## TASK DESCRIPTION:
Skip the images and copy each record exactly as written.

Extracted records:
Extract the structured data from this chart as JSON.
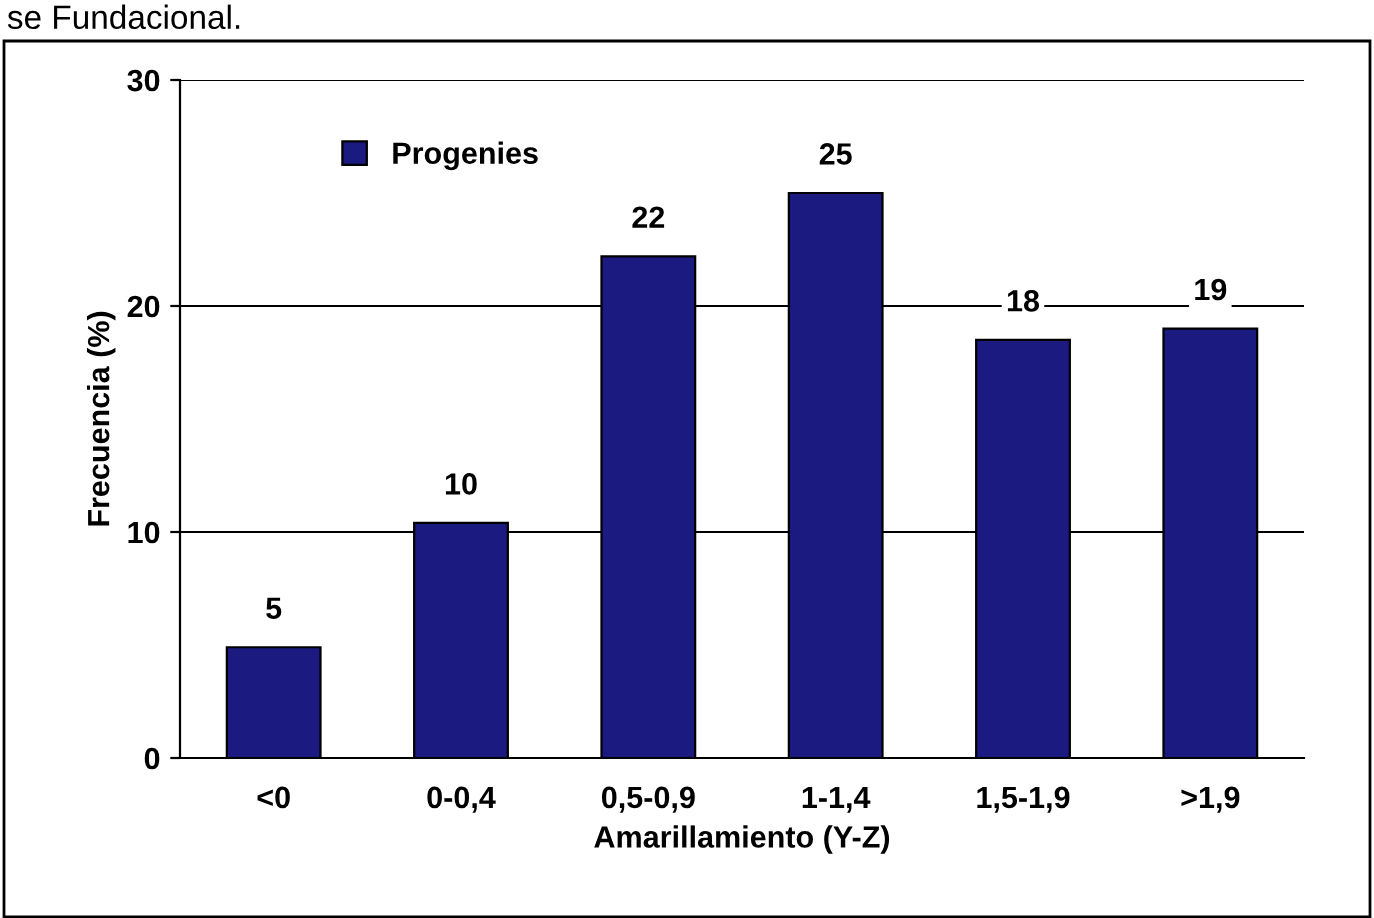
{
  "chart_data": {
    "type": "bar",
    "categories": [
      "<0",
      "0-0,4",
      "0,5-0,9",
      "1-1,4",
      "1,5-1,9",
      ">1,9"
    ],
    "series": [
      {
        "name": "Progenies",
        "color": "#1a1a80",
        "values": [
          4.9,
          10.4,
          22.2,
          25.0,
          18.5,
          19.0
        ],
        "value_labels": [
          "5",
          "10",
          "22",
          "25",
          "18",
          "19"
        ]
      }
    ],
    "xlabel": "Amarillamiento (Y-Z)",
    "ylabel": "Frecuencia (%)",
    "annotations": [
      "se Fundacional."
    ],
    "ylim": [
      0,
      30
    ],
    "yticks": [
      0,
      10,
      20,
      30
    ],
    "grid": "y",
    "legend": "top left"
  }
}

## THE OUTPUT:
Extract the structured data from this chart as JSON.
{
  "chart_data": {
    "type": "bar",
    "categories": [
      "<0",
      "0-0,4",
      "0,5-0,9",
      "1-1,4",
      "1,5-1,9",
      ">1,9"
    ],
    "series": [
      {
        "name": "Progenies",
        "color": "#1a1a80",
        "values": [
          4.9,
          10.4,
          22.2,
          25.0,
          18.5,
          19.0
        ],
        "value_labels": [
          "5",
          "10",
          "22",
          "25",
          "18",
          "19"
        ]
      }
    ],
    "xlabel": "Amarillamiento (Y-Z)",
    "ylabel": "Frecuencia (%)",
    "annotations": [
      "se Fundacional."
    ],
    "ylim": [
      0,
      30
    ],
    "yticks": [
      0,
      10,
      20,
      30
    ],
    "grid": "y",
    "legend": "top left"
  }
}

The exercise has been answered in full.